Exercise instructions: Find how many lines in the data below include the word "safety", then write only that number.

Data:
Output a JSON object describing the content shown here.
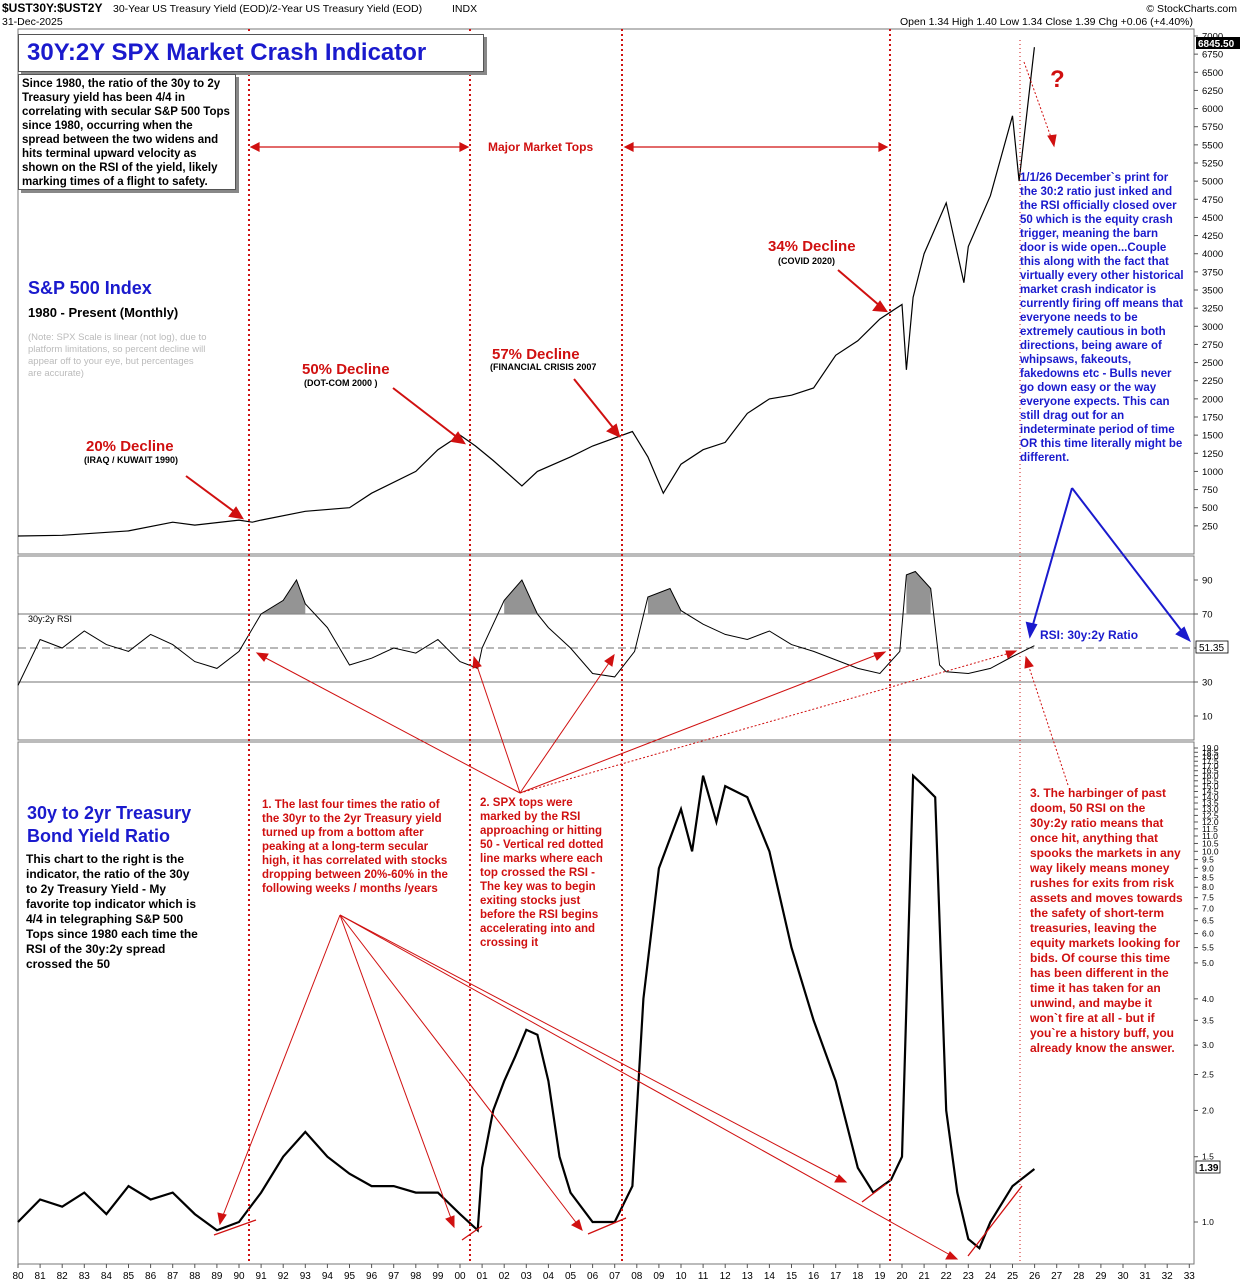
{
  "header": {
    "symbol": "$UST30Y:$UST2Y",
    "description": "30-Year US Treasury Yield (EOD)/2-Year US Treasury Yield (EOD)",
    "exchange": "INDX",
    "date": "31-Dec-2025",
    "credit": "© StockCharts.com",
    "ohlc": "Open 1.34  High 1.40  Low 1.34  Close 1.39  Chg +0.06 (+4.40%)"
  },
  "title": "30Y:2Y SPX Market Crash Indicator",
  "intro_text": "Since 1980, the ratio of the 30y to 2y Treasury yield has been 4/4 in correlating with secular S&P 500 Tops since 1980, occurring when the spread between the two widens and hits terminal upward velocity as shown on the RSI of the yield, likely marking times of a flight to safety.",
  "spx_label": "S&P 500 Index",
  "spx_period": "1980 - Present (Monthly)",
  "spx_note": "(Note: SPX Scale is linear (not log), due to platform limitations, so percent decline will appear off to your eye, but percentages are accurate)",
  "major_tops_label": "Major Market Tops",
  "question_mark": "?",
  "declines": [
    {
      "label": "20% Decline",
      "sub": "(IRAQ / KUWAIT 1990)"
    },
    {
      "label": "50% Decline",
      "sub": "(DOT-COM 2000 )"
    },
    {
      "label": "57% Decline",
      "sub": "(FINANCIAL CRISIS 2007"
    },
    {
      "label": "34% Decline",
      "sub": "(COVID 2020)"
    }
  ],
  "blue_note": "1/1/26 December`s print for the 30:2 ratio just inked and the RSI officially closed over 50 which is the equity crash trigger, meaning the barn door is wide open...Couple this along with the fact that virtually every other historical market crash indicator is currently firing off means that everyone needs to be extremely cautious in both directions, being aware of whipsaws, fakeouts, fakedowns etc - Bulls never go down easy or the way everyone expects. This can still drag out for an indeterminate period of time OR this time literally might be different.",
  "rsi_small_label": "30y:2y RSI",
  "rsi_callout": "RSI: 30y:2y Ratio",
  "ratio_title_1": "30y to 2yr Treasury",
  "ratio_title_2": "Bond Yield Ratio",
  "ratio_desc": "This chart to the right is the indicator, the ratio of the 30y to 2y Treasury Yield - My favorite top indicator which is 4/4 in telegraphing S&P 500 Tops since 1980 each time the RSI of the 30y:2y spread crossed the 50",
  "note1": "1. The last four times the ratio of the 30yr to the 2yr Treasury yield turned up from a bottom after peaking at a long-term secular high, it has correlated with stocks dropping between 20%-60% in the following weeks / months /years",
  "note2": "2. SPX tops were marked by the RSI approaching or hitting 50 - Vertical red dotted line marks where each top crossed the RSI - The key was to begin exiting stocks just before the RSI begins accelerating into and crossing it",
  "note3": "3. The harbinger of past doom, 50 RSI on the 30y:2y ratio means that once hit, anything that spooks the markets in any way likely means money rushes for exits from risk assets and moves towards the safety of short-term treasuries, leaving the equity markets looking for bids. Of course this time has been different in the time it has taken for an unwind, and maybe it won`t fire at all - but if you`re a history buff, you already know the answer.",
  "chart_data": [
    {
      "type": "line",
      "name": "S&P 500 Index",
      "x": [
        1980,
        1982,
        1985,
        1987,
        1988,
        1990,
        1990.6,
        1991,
        1993,
        1995,
        1996,
        1998,
        1999,
        2000,
        2000.7,
        2001.5,
        2002.8,
        2003.5,
        2005,
        2006,
        2007.8,
        2008.5,
        2009.2,
        2010,
        2011,
        2012,
        2013,
        2014,
        2015,
        2016,
        2017,
        2018,
        2019,
        2020,
        2020.2,
        2020.5,
        2021,
        2022,
        2022.8,
        2023,
        2024,
        2025,
        2025.3,
        2025.99
      ],
      "y": [
        110,
        120,
        180,
        300,
        260,
        330,
        300,
        330,
        450,
        500,
        700,
        1000,
        1300,
        1500,
        1350,
        1150,
        800,
        1000,
        1200,
        1350,
        1550,
        1200,
        700,
        1100,
        1300,
        1400,
        1800,
        2000,
        2050,
        2150,
        2600,
        2800,
        3100,
        3300,
        2400,
        3400,
        4000,
        4700,
        3600,
        4100,
        4800,
        5900,
        5000,
        6845.5
      ],
      "yticks": [
        250,
        500,
        750,
        1000,
        1250,
        1500,
        1750,
        2000,
        2250,
        2500,
        2750,
        3000,
        3250,
        3500,
        3750,
        4000,
        4250,
        4500,
        4750,
        5000,
        5250,
        5500,
        5750,
        6000,
        6250,
        6500,
        6750,
        7000
      ],
      "ylim": [
        0,
        7000
      ],
      "last_value": "6845.50"
    },
    {
      "type": "line",
      "name": "30y:2y RSI",
      "x": [
        1980,
        1981,
        1982,
        1983,
        1984,
        1985,
        1986,
        1987,
        1988,
        1989,
        1990,
        1991,
        1992,
        1992.6,
        1993,
        1994,
        1995,
        1996,
        1997,
        1998,
        1999,
        2000,
        2000.8,
        2001,
        2002,
        2002.8,
        2003.5,
        2004,
        2005,
        2006,
        2007,
        2007.9,
        2008.5,
        2009.5,
        2010,
        2011,
        2012,
        2013,
        2014,
        2015,
        2016,
        2017,
        2018,
        2019,
        2019.9,
        2020.2,
        2020.6,
        2021.3,
        2021.7,
        2022,
        2023,
        2024,
        2025,
        2025.99
      ],
      "y": [
        28,
        55,
        50,
        60,
        52,
        48,
        58,
        52,
        42,
        38,
        48,
        70,
        78,
        90,
        76,
        62,
        40,
        44,
        50,
        47,
        55,
        42,
        38,
        50,
        78,
        90,
        70,
        62,
        50,
        35,
        33,
        48,
        80,
        85,
        72,
        64,
        58,
        55,
        60,
        52,
        48,
        43,
        38,
        35,
        48,
        93,
        95,
        85,
        40,
        36,
        35,
        38,
        45,
        51.35
      ],
      "yticks": [
        10,
        30,
        50,
        70,
        90
      ],
      "ylim": [
        0,
        100
      ],
      "last_value": "51.35"
    },
    {
      "type": "line",
      "name": "30y:2y ratio",
      "x": [
        1980,
        1981,
        1982,
        1983,
        1984,
        1985,
        1986,
        1987,
        1988,
        1989,
        1990,
        1991,
        1992,
        1993,
        1994,
        1995,
        1996,
        1997,
        1998,
        1999,
        2000,
        2000.8,
        2001,
        2001.5,
        2002,
        2002.5,
        2003,
        2003.5,
        2004,
        2004.5,
        2005,
        2006,
        2007,
        2007.8,
        2008.3,
        2009,
        2010,
        2010.5,
        2011,
        2011.6,
        2012,
        2013,
        2014,
        2015,
        2016,
        2017,
        2018,
        2018.7,
        2019.5,
        2020,
        2020.5,
        2021,
        2021.5,
        2022,
        2022.5,
        2023,
        2023.5,
        2024,
        2025,
        2025.99
      ],
      "y": [
        1.0,
        1.15,
        1.1,
        1.2,
        1.05,
        1.25,
        1.15,
        1.2,
        1.05,
        0.95,
        1.0,
        1.2,
        1.5,
        1.75,
        1.5,
        1.35,
        1.25,
        1.25,
        1.2,
        1.2,
        1.05,
        0.95,
        1.4,
        2.0,
        2.4,
        2.8,
        3.3,
        3.2,
        2.4,
        1.5,
        1.2,
        1.0,
        1.0,
        1.25,
        4.0,
        9.0,
        13.0,
        10.0,
        16.0,
        12.0,
        15.0,
        14.0,
        10.0,
        5.5,
        3.5,
        2.4,
        1.4,
        1.2,
        1.3,
        1.5,
        16.0,
        15.0,
        14.0,
        2.0,
        1.2,
        0.9,
        0.85,
        1.0,
        1.25,
        1.39
      ],
      "yticks": [
        1.0,
        1.5,
        2.0,
        2.5,
        3.0,
        3.5,
        4.0,
        5.0,
        5.5,
        6.0,
        6.5,
        7.0,
        7.5,
        8.0,
        8.5,
        9.0,
        9.5,
        10.0,
        10.5,
        11.0,
        11.5,
        12.0,
        12.5,
        13.0,
        13.5,
        14.0,
        14.5,
        15.0,
        15.5,
        16.0,
        16.5,
        17.0,
        17.5,
        18.0,
        18.5,
        19.0
      ],
      "scale": "log",
      "last_value": "1.39"
    }
  ],
  "x_axis_labels": [
    "80",
    "81",
    "82",
    "83",
    "84",
    "85",
    "86",
    "87",
    "88",
    "89",
    "90",
    "91",
    "92",
    "93",
    "94",
    "95",
    "96",
    "97",
    "98",
    "99",
    "00",
    "01",
    "02",
    "03",
    "04",
    "05",
    "06",
    "07",
    "08",
    "09",
    "10",
    "11",
    "12",
    "13",
    "14",
    "15",
    "16",
    "17",
    "18",
    "19",
    "20",
    "21",
    "22",
    "23",
    "24",
    "25",
    "26",
    "27",
    "28",
    "29",
    "30",
    "31",
    "32",
    "33"
  ],
  "colors": {
    "title": "#1a1acd",
    "annotation": "#d01010",
    "price": "#000000",
    "overbought_fill": "#888888"
  }
}
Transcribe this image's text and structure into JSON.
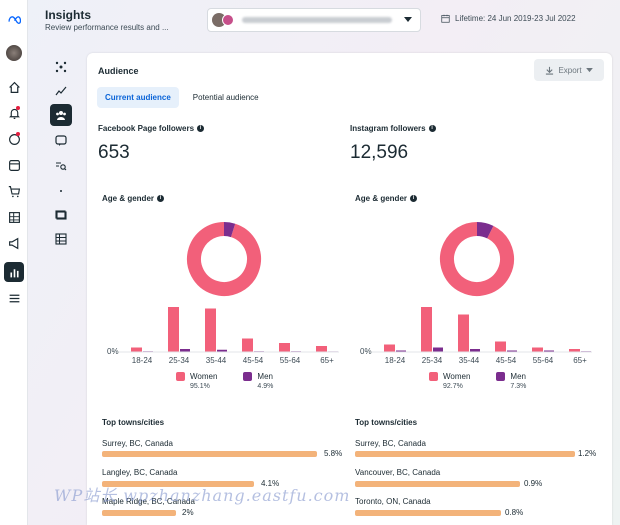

Output for this exercise: 2